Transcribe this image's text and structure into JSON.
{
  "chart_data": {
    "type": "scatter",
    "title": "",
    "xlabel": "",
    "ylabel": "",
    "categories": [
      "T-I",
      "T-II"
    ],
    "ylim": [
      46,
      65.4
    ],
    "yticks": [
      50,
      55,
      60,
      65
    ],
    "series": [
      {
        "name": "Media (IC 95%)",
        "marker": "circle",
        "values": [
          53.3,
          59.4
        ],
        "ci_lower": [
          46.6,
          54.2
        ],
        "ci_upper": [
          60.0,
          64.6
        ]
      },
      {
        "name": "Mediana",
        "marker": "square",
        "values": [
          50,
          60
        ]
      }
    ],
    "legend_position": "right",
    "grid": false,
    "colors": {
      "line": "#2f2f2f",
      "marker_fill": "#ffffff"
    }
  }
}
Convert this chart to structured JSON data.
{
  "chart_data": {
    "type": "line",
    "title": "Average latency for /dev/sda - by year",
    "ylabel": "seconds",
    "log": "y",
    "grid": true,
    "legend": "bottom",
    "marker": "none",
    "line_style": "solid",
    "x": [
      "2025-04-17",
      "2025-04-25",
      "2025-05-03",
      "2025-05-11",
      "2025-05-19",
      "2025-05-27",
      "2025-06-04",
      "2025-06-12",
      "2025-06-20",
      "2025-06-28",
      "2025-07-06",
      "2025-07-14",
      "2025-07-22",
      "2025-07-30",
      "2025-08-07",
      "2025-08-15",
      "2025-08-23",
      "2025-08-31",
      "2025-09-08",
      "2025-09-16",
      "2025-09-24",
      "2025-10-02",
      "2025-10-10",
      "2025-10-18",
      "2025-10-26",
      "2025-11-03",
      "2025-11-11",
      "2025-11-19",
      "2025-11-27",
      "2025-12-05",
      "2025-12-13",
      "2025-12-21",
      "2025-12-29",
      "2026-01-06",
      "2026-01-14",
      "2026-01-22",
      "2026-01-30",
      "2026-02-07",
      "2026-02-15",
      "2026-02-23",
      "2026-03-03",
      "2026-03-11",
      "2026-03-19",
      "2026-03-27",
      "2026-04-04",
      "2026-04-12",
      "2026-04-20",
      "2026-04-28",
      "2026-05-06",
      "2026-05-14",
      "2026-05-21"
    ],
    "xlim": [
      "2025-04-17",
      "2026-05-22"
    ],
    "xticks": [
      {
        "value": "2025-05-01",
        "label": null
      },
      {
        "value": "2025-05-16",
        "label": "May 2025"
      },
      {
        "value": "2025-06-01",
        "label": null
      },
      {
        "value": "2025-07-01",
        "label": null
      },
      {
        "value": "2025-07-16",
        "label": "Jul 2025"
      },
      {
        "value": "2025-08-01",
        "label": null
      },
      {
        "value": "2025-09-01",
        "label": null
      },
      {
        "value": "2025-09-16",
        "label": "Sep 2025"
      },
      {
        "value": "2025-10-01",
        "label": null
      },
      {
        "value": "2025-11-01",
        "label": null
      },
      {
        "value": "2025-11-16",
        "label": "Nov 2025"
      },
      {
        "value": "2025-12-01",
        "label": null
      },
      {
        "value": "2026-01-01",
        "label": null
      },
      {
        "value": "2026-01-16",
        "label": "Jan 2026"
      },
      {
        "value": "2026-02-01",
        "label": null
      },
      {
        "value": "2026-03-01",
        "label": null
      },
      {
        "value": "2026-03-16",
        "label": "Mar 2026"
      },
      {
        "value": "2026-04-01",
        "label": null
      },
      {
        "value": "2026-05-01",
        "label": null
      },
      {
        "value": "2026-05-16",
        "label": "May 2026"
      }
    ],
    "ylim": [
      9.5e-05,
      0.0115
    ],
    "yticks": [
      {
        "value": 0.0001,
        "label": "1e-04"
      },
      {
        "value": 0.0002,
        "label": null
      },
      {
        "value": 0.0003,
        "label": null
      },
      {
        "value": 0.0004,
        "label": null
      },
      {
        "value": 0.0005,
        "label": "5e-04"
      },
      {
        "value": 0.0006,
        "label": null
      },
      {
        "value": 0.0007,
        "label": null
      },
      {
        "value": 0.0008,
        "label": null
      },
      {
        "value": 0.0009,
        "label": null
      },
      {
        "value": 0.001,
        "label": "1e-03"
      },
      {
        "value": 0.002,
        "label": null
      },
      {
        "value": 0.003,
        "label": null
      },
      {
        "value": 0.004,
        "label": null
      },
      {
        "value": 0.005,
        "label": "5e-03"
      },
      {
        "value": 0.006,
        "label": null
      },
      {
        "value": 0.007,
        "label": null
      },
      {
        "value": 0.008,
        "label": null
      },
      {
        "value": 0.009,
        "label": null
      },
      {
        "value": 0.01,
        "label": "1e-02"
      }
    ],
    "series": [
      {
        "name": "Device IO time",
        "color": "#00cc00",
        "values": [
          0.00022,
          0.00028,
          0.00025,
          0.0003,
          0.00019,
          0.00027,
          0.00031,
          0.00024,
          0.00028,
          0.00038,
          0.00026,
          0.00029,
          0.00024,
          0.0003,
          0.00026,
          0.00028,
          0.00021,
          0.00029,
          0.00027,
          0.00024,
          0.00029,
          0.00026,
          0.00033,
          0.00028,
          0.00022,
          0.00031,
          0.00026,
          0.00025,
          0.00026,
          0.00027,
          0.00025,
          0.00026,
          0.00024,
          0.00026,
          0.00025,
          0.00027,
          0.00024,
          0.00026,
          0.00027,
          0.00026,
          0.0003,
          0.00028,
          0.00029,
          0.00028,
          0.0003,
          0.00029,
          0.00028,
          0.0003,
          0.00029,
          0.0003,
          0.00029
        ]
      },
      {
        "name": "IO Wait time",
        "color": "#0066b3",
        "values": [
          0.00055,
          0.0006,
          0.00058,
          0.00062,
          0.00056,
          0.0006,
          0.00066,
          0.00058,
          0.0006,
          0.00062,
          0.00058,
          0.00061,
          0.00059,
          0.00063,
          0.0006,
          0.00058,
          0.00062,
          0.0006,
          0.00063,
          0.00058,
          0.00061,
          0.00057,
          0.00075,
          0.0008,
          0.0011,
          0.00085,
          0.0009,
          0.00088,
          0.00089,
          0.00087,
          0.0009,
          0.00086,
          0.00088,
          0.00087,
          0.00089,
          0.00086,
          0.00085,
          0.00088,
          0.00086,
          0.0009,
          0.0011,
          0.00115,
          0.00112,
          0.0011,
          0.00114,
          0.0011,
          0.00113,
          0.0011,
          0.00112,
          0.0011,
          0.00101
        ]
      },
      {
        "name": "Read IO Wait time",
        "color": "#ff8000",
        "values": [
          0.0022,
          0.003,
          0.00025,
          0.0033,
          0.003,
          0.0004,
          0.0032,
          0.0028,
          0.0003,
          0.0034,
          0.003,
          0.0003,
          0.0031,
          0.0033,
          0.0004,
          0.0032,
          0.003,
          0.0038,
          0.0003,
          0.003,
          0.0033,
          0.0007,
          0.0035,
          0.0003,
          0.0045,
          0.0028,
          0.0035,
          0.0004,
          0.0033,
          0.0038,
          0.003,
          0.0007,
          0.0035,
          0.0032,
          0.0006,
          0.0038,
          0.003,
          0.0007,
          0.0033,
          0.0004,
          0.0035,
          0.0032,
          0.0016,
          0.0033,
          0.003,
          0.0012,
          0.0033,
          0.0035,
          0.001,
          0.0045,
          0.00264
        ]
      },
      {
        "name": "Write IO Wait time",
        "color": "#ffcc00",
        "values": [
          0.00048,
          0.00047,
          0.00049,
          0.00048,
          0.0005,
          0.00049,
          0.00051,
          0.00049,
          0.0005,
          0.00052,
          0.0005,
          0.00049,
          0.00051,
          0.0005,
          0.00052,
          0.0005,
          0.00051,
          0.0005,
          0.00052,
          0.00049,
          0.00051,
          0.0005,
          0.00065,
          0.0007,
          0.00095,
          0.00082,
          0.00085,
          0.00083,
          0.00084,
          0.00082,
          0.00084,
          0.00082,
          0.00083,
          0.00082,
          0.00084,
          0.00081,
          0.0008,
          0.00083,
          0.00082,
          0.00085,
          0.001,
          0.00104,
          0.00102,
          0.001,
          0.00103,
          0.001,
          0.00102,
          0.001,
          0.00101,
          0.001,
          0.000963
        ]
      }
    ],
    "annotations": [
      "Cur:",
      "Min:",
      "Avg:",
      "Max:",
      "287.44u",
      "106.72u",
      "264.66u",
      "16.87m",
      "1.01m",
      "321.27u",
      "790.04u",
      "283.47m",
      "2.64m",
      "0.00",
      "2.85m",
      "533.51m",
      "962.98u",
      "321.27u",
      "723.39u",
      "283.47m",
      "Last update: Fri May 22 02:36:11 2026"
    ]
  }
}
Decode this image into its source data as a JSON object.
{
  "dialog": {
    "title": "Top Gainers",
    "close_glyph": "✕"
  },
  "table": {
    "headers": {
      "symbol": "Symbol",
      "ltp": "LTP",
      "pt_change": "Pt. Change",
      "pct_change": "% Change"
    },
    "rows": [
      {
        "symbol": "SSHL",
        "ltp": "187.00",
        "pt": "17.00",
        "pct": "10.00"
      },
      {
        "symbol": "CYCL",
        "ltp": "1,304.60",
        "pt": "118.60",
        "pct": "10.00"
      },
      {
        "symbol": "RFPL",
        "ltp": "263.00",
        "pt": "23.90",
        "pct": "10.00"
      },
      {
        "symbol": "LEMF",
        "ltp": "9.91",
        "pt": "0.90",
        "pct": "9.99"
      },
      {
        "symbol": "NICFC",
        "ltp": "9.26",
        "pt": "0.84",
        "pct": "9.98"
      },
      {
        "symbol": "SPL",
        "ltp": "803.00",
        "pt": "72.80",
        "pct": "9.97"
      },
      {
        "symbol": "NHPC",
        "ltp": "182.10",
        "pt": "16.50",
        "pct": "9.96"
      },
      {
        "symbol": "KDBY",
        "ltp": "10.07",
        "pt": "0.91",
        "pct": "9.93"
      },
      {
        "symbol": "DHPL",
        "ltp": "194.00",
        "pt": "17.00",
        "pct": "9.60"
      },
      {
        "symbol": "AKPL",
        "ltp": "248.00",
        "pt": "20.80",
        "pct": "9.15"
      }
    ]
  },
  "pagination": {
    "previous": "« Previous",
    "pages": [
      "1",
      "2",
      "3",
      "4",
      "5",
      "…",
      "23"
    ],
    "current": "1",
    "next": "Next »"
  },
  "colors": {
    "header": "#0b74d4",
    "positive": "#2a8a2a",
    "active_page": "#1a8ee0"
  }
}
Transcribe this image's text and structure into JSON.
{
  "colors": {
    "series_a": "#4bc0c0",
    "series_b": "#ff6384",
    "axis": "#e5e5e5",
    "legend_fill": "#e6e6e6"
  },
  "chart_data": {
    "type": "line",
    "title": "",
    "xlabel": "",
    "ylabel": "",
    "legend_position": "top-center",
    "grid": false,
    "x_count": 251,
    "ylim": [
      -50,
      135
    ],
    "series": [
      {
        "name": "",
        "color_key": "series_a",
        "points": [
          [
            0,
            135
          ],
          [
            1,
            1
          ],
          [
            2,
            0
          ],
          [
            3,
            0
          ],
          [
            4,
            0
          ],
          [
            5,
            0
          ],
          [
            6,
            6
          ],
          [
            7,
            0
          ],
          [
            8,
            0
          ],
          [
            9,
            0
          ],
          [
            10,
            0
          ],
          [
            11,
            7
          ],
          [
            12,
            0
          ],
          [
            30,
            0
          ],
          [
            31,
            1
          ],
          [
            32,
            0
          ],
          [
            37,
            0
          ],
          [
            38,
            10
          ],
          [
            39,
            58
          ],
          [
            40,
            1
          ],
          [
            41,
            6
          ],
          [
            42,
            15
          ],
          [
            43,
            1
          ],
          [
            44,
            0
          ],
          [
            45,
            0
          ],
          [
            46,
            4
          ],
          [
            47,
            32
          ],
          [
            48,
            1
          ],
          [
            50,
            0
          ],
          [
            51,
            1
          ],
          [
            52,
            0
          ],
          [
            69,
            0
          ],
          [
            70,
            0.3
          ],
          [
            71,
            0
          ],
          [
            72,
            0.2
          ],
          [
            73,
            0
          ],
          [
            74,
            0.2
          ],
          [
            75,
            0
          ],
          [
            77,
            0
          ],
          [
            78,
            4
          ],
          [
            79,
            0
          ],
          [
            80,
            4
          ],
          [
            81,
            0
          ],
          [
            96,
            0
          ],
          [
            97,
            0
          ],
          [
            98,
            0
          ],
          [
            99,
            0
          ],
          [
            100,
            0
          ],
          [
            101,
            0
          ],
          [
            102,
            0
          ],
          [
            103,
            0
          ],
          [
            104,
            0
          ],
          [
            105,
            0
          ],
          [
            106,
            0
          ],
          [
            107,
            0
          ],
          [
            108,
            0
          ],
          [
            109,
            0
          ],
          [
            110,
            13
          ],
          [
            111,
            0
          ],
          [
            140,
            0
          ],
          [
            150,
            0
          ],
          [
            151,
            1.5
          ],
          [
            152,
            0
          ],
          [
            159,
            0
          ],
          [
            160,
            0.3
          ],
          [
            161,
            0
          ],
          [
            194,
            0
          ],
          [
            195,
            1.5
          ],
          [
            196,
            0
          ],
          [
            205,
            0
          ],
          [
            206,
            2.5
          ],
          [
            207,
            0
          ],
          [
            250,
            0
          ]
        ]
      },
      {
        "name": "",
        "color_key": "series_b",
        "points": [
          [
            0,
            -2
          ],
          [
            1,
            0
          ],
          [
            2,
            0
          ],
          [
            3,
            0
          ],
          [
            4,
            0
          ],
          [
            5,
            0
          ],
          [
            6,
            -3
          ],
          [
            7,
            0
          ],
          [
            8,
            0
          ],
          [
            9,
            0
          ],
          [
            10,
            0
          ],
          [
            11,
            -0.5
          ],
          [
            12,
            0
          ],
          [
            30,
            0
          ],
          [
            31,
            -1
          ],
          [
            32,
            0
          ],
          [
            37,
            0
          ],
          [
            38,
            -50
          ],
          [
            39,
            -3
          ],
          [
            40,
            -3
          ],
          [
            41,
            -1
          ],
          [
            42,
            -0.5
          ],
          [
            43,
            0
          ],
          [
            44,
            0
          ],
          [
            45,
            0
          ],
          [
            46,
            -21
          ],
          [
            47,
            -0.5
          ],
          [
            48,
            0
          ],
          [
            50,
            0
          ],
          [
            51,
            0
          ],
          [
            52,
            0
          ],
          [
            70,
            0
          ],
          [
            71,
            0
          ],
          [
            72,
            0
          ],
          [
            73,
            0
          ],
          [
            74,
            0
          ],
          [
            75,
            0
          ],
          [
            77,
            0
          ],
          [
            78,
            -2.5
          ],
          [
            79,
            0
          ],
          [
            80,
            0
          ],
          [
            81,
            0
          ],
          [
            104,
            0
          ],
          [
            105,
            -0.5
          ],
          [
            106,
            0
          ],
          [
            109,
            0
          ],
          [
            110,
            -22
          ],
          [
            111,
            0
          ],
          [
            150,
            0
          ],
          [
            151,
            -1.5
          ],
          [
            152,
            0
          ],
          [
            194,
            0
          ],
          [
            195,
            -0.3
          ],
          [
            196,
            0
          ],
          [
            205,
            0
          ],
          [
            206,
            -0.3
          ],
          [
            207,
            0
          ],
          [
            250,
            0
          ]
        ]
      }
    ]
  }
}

**Short exercise:** Check each line above for the word "Change", and copy the lines where it appears.

**Output below:**
      "pt_change": "Pt. Change",
      "pct_change": "% Change"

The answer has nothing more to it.